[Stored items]
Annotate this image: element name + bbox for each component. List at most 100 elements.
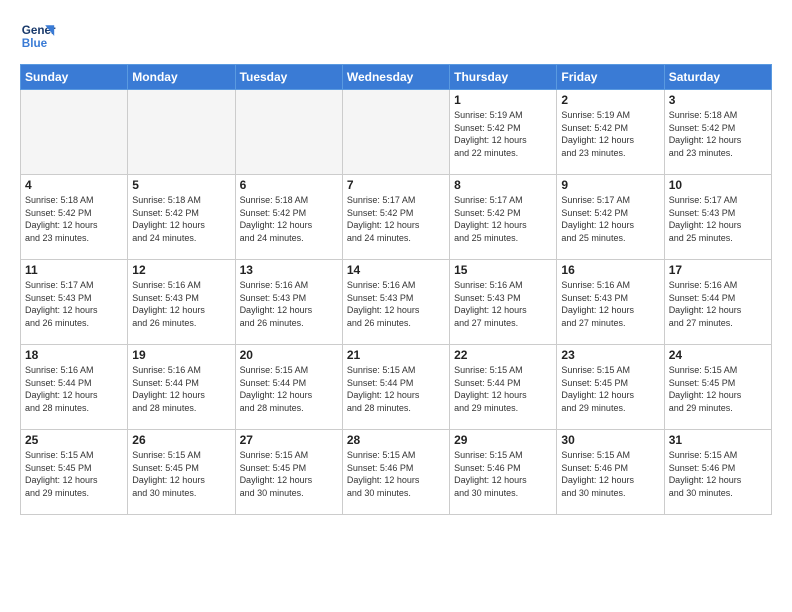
day-number: 8: [454, 178, 552, 192]
calendar-cell: 19 Sunrise: 5:16 AM Sunset: 5:44 PM Dayli…: [128, 345, 235, 430]
day-number: 20: [240, 348, 338, 362]
day-number: 11: [25, 263, 123, 277]
weekday-header-saturday: Saturday: [664, 65, 771, 90]
calendar-cell: [235, 90, 342, 175]
day-info: Sunrise: 5:17 AM Sunset: 5:42 PM Dayligh…: [454, 194, 552, 244]
day-info: Sunrise: 5:16 AM Sunset: 5:43 PM Dayligh…: [132, 279, 230, 329]
page-header: General Blue: [20, 18, 772, 54]
calendar-cell: 15 Sunrise: 5:16 AM Sunset: 5:43 PM Dayli…: [450, 260, 557, 345]
day-info: Sunrise: 5:16 AM Sunset: 5:43 PM Dayligh…: [347, 279, 445, 329]
week-row-2: 4Sunrise: 5:18 AM Sunset: 5:42 PM Daylig…: [21, 175, 772, 260]
day-number: 9: [561, 178, 659, 192]
day-info: Sunrise: 5:15 AM Sunset: 5:45 PM Dayligh…: [132, 449, 230, 499]
calendar-cell: 29 Sunrise: 5:15 AM Sunset: 5:46 PM Dayli…: [450, 430, 557, 515]
calendar-cell: 27 Sunrise: 5:15 AM Sunset: 5:45 PM Dayli…: [235, 430, 342, 515]
calendar-cell: 22Sunrise: 5:15 AM Sunset: 5:44 PM Dayli…: [450, 345, 557, 430]
calendar-table: SundayMondayTuesdayWednesdayThursdayFrid…: [20, 64, 772, 515]
day-number: 29: [454, 433, 552, 447]
day-number: 18: [25, 348, 123, 362]
day-info: Sunrise: 5:16 AM Sunset: 5:43 PM Dayligh…: [561, 279, 659, 329]
day-info: Sunrise: 5:18 AM Sunset: 5:42 PM Dayligh…: [25, 194, 123, 244]
calendar-cell: 28 Sunrise: 5:15 AM Sunset: 5:46 PM Dayli…: [342, 430, 449, 515]
day-number: 13: [240, 263, 338, 277]
calendar-cell: 23 Sunrise: 5:15 AM Sunset: 5:45 PM Dayli…: [557, 345, 664, 430]
week-row-5: 25Sunrise: 5:15 AM Sunset: 5:45 PM Dayli…: [21, 430, 772, 515]
calendar-cell: 13 Sunrise: 5:16 AM Sunset: 5:43 PM Dayli…: [235, 260, 342, 345]
day-number: 1: [454, 93, 552, 107]
day-info: Sunrise: 5:15 AM Sunset: 5:44 PM Dayligh…: [347, 364, 445, 414]
day-number: 19: [132, 348, 230, 362]
day-info: Sunrise: 5:17 AM Sunset: 5:42 PM Dayligh…: [347, 194, 445, 244]
day-info: Sunrise: 5:19 AM Sunset: 5:42 PM Dayligh…: [454, 109, 552, 159]
day-info: Sunrise: 5:15 AM Sunset: 5:44 PM Dayligh…: [240, 364, 338, 414]
day-number: 30: [561, 433, 659, 447]
day-number: 16: [561, 263, 659, 277]
day-info: Sunrise: 5:15 AM Sunset: 5:46 PM Dayligh…: [669, 449, 767, 499]
day-number: 22: [454, 348, 552, 362]
calendar-cell: 18 Sunrise: 5:16 AM Sunset: 5:44 PM Dayli…: [21, 345, 128, 430]
day-info: Sunrise: 5:15 AM Sunset: 5:46 PM Dayligh…: [347, 449, 445, 499]
day-number: 2: [561, 93, 659, 107]
logo: General Blue: [20, 18, 56, 54]
day-info: Sunrise: 5:18 AM Sunset: 5:42 PM Dayligh…: [132, 194, 230, 244]
calendar-cell: [128, 90, 235, 175]
day-info: Sunrise: 5:15 AM Sunset: 5:46 PM Dayligh…: [561, 449, 659, 499]
day-info: Sunrise: 5:16 AM Sunset: 5:44 PM Dayligh…: [25, 364, 123, 414]
day-number: 6: [240, 178, 338, 192]
calendar-cell: 7 Sunrise: 5:17 AM Sunset: 5:42 PM Daylig…: [342, 175, 449, 260]
day-number: 23: [561, 348, 659, 362]
day-info: Sunrise: 5:15 AM Sunset: 5:46 PM Dayligh…: [454, 449, 552, 499]
logo-icon: General Blue: [20, 18, 56, 54]
weekday-header-row: SundayMondayTuesdayWednesdayThursdayFrid…: [21, 65, 772, 90]
day-info: Sunrise: 5:16 AM Sunset: 5:44 PM Dayligh…: [132, 364, 230, 414]
day-number: 28: [347, 433, 445, 447]
calendar-cell: 31 Sunrise: 5:15 AM Sunset: 5:46 PM Dayli…: [664, 430, 771, 515]
day-number: 26: [132, 433, 230, 447]
weekday-header-monday: Monday: [128, 65, 235, 90]
day-number: 27: [240, 433, 338, 447]
weekday-header-sunday: Sunday: [21, 65, 128, 90]
day-number: 24: [669, 348, 767, 362]
day-info: Sunrise: 5:15 AM Sunset: 5:45 PM Dayligh…: [561, 364, 659, 414]
calendar-cell: 14Sunrise: 5:16 AM Sunset: 5:43 PM Dayli…: [342, 260, 449, 345]
day-info: Sunrise: 5:17 AM Sunset: 5:43 PM Dayligh…: [669, 194, 767, 244]
day-number: 31: [669, 433, 767, 447]
calendar-cell: [342, 90, 449, 175]
calendar-cell: 8 Sunrise: 5:17 AM Sunset: 5:42 PM Daylig…: [450, 175, 557, 260]
day-info: Sunrise: 5:16 AM Sunset: 5:43 PM Dayligh…: [454, 279, 552, 329]
calendar-cell: 11Sunrise: 5:17 AM Sunset: 5:43 PM Dayli…: [21, 260, 128, 345]
calendar-cell: 1 Sunrise: 5:19 AM Sunset: 5:42 PM Daylig…: [450, 90, 557, 175]
week-row-4: 18 Sunrise: 5:16 AM Sunset: 5:44 PM Dayli…: [21, 345, 772, 430]
day-info: Sunrise: 5:18 AM Sunset: 5:42 PM Dayligh…: [240, 194, 338, 244]
calendar-cell: 24 Sunrise: 5:15 AM Sunset: 5:45 PM Dayli…: [664, 345, 771, 430]
day-info: Sunrise: 5:15 AM Sunset: 5:45 PM Dayligh…: [240, 449, 338, 499]
day-number: 17: [669, 263, 767, 277]
calendar-cell: 6 Sunrise: 5:18 AM Sunset: 5:42 PM Daylig…: [235, 175, 342, 260]
day-info: Sunrise: 5:15 AM Sunset: 5:45 PM Dayligh…: [669, 364, 767, 414]
calendar-cell: 21 Sunrise: 5:15 AM Sunset: 5:44 PM Dayli…: [342, 345, 449, 430]
calendar-cell: 2Sunrise: 5:19 AM Sunset: 5:42 PM Daylig…: [557, 90, 664, 175]
day-info: Sunrise: 5:15 AM Sunset: 5:45 PM Dayligh…: [25, 449, 123, 499]
day-number: 15: [454, 263, 552, 277]
day-number: 7: [347, 178, 445, 192]
calendar-cell: 3Sunrise: 5:18 AM Sunset: 5:42 PM Daylig…: [664, 90, 771, 175]
day-info: Sunrise: 5:17 AM Sunset: 5:42 PM Dayligh…: [561, 194, 659, 244]
weekday-header-thursday: Thursday: [450, 65, 557, 90]
weekday-header-tuesday: Tuesday: [235, 65, 342, 90]
calendar-cell: 12 Sunrise: 5:16 AM Sunset: 5:43 PM Dayli…: [128, 260, 235, 345]
weekday-header-friday: Friday: [557, 65, 664, 90]
weekday-header-wednesday: Wednesday: [342, 65, 449, 90]
week-row-3: 11Sunrise: 5:17 AM Sunset: 5:43 PM Dayli…: [21, 260, 772, 345]
day-number: 21: [347, 348, 445, 362]
day-number: 10: [669, 178, 767, 192]
calendar-cell: 26 Sunrise: 5:15 AM Sunset: 5:45 PM Dayli…: [128, 430, 235, 515]
day-info: Sunrise: 5:16 AM Sunset: 5:44 PM Dayligh…: [669, 279, 767, 329]
calendar-cell: [21, 90, 128, 175]
day-info: Sunrise: 5:16 AM Sunset: 5:43 PM Dayligh…: [240, 279, 338, 329]
day-number: 12: [132, 263, 230, 277]
week-row-1: 1 Sunrise: 5:19 AM Sunset: 5:42 PM Daylig…: [21, 90, 772, 175]
calendar-cell: 20 Sunrise: 5:15 AM Sunset: 5:44 PM Dayli…: [235, 345, 342, 430]
calendar-cell: 25Sunrise: 5:15 AM Sunset: 5:45 PM Dayli…: [21, 430, 128, 515]
calendar-cell: 4Sunrise: 5:18 AM Sunset: 5:42 PM Daylig…: [21, 175, 128, 260]
day-number: 5: [132, 178, 230, 192]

> _WRITTEN INSTRUCTION_: Quote the listing word for word, from the line containing "day-number: 8: [454, 178, 552, 192]" through the line containing "weekday-header-saturday: Saturday: [664, 65, 771, 90]".

> _EXERCISE SOLUTION_:
day-number: 8: [454, 178, 552, 192]
calendar-cell: 19 Sunrise: 5:16 AM Sunset: 5:44 PM Dayli…: [128, 345, 235, 430]
day-number: 20: [240, 348, 338, 362]
day-number: 11: [25, 263, 123, 277]
weekday-header-saturday: Saturday: [664, 65, 771, 90]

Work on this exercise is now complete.